- Task: Transcribe every line exactly and omit anything that is a picture.

- Stored records:

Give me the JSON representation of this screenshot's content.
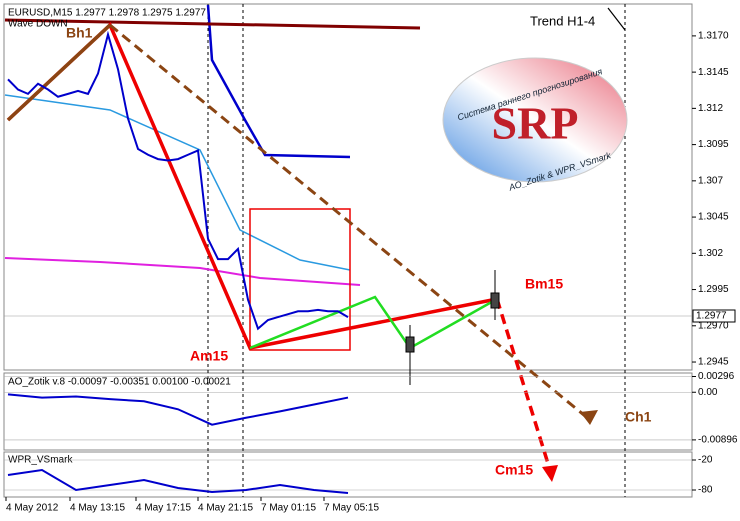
{
  "chart_data": [
    {
      "type": "line",
      "title": "EURUSD,M15  1.2977 1.2978 1.2975 1.2977",
      "subtitle": "Wave DOWN",
      "series": [
        {
          "name": "EURUSD",
          "color": "#0000cc",
          "values": [
            1.314,
            1.3133,
            1.313,
            1.3137,
            1.3133,
            1.3128,
            1.313,
            1.3132,
            1.313,
            1.3144,
            1.3171,
            1.3147,
            1.3113,
            1.3092,
            1.3088,
            1.3085,
            1.3084,
            1.3085,
            1.3088,
            1.3091,
            1.303,
            1.3016,
            1.3016,
            1.3023,
            1.2988,
            1.2968,
            1.2974,
            1.2976,
            1.2978,
            1.298,
            1.298,
            1.2981,
            1.298,
            1.298,
            1.2976
          ]
        }
      ],
      "ylim": [
        1.29395,
        1.3192
      ],
      "yticks": [
        {
          "value": 1.317,
          "label": "1.3170"
        },
        1.3145,
        1.312,
        1.3095,
        1.307,
        1.3045,
        1.302,
        1.2995,
        {
          "value": 1.297,
          "label": "1.2970"
        },
        1.2945
      ],
      "current_price": "1.2977",
      "annotations": [
        "Trend H1-4",
        "Bh1",
        "Am15",
        "Bm15",
        "Cm15",
        "Ch1"
      ],
      "logo": {
        "title": "SRP",
        "top": "Система раннего прогнозирования",
        "bottom": "AO_Zotik & WPR_VSmark"
      }
    },
    {
      "type": "line",
      "title": "AO_Zotik v.8 -0.00097 -0.00351 0.00100 -0.00021",
      "series": [
        {
          "name": "AO_Zotik",
          "color": "#0000cc",
          "values": [
            -0.0004,
            -0.001,
            -0.0008,
            -0.0013,
            -0.0017,
            -0.0032,
            -0.0061,
            -0.0048,
            -0.0036,
            -0.0023,
            -0.001
          ]
        }
      ],
      "ylim": [
        -0.01086,
        0.00362
      ],
      "yticks": [
        0.00296,
        {
          "value": 0,
          "label": "0.00"
        },
        -0.00896
      ]
    },
    {
      "type": "line",
      "title": "WPR_VSmark",
      "series": [
        {
          "name": "WPR_VSmark",
          "color": "#0000cc",
          "values": [
            -50,
            -40,
            -80,
            -70,
            -60,
            -76,
            -84,
            -80,
            -70,
            -80,
            -86
          ]
        }
      ],
      "ylim": [
        -94,
        -4
      ],
      "yticks": [
        -20,
        -80
      ]
    }
  ],
  "time_axis": [
    "4 May 2012",
    "4 May 13:15",
    "4 May 17:15",
    "4 May 21:15",
    "7 May 01:15",
    "7 May 05:15"
  ]
}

- Task output:
Give me the JSON representation of this screenshot's content.
{
  "chart_data": [
    {
      "type": "line",
      "title": "EURUSD,M15  1.2977 1.2978 1.2975 1.2977",
      "subtitle": "Wave DOWN",
      "series": [
        {
          "name": "EURUSD",
          "color": "#0000cc",
          "values": [
            1.314,
            1.3133,
            1.313,
            1.3137,
            1.3133,
            1.3128,
            1.313,
            1.3132,
            1.313,
            1.3144,
            1.3171,
            1.3147,
            1.3113,
            1.3092,
            1.3088,
            1.3085,
            1.3084,
            1.3085,
            1.3088,
            1.3091,
            1.303,
            1.3016,
            1.3016,
            1.3023,
            1.2988,
            1.2968,
            1.2974,
            1.2976,
            1.2978,
            1.298,
            1.298,
            1.2981,
            1.298,
            1.298,
            1.2976
          ]
        }
      ],
      "ylim": [
        1.29395,
        1.3192
      ],
      "yticks": [
        {
          "value": 1.317,
          "label": "1.3170"
        },
        1.3145,
        1.312,
        1.3095,
        1.307,
        1.3045,
        1.302,
        1.2995,
        {
          "value": 1.297,
          "label": "1.2970"
        },
        1.2945
      ],
      "current_price": "1.2977",
      "annotations": [
        "Trend H1-4",
        "Bh1",
        "Am15",
        "Bm15",
        "Cm15",
        "Ch1"
      ],
      "logo": {
        "title": "SRP",
        "top": "Система раннего прогнозирования",
        "bottom": "AO_Zotik & WPR_VSmark"
      }
    },
    {
      "type": "line",
      "title": "AO_Zotik v.8 -0.00097 -0.00351 0.00100 -0.00021",
      "series": [
        {
          "name": "AO_Zotik",
          "color": "#0000cc",
          "values": [
            -0.0004,
            -0.001,
            -0.0008,
            -0.0013,
            -0.0017,
            -0.0032,
            -0.0061,
            -0.0048,
            -0.0036,
            -0.0023,
            -0.001
          ]
        }
      ],
      "ylim": [
        -0.01086,
        0.00362
      ],
      "yticks": [
        0.00296,
        {
          "value": 0,
          "label": "0.00"
        },
        -0.00896
      ]
    },
    {
      "type": "line",
      "title": "WPR_VSmark",
      "series": [
        {
          "name": "WPR_VSmark",
          "color": "#0000cc",
          "values": [
            -50,
            -40,
            -80,
            -70,
            -60,
            -76,
            -84,
            -80,
            -70,
            -80,
            -86
          ]
        }
      ],
      "ylim": [
        -94,
        -4
      ],
      "yticks": [
        -20,
        -80
      ]
    }
  ],
  "time_axis": [
    "4 May 2012",
    "4 May 13:15",
    "4 May 17:15",
    "4 May 21:15",
    "7 May 01:15",
    "7 May 05:15"
  ]
}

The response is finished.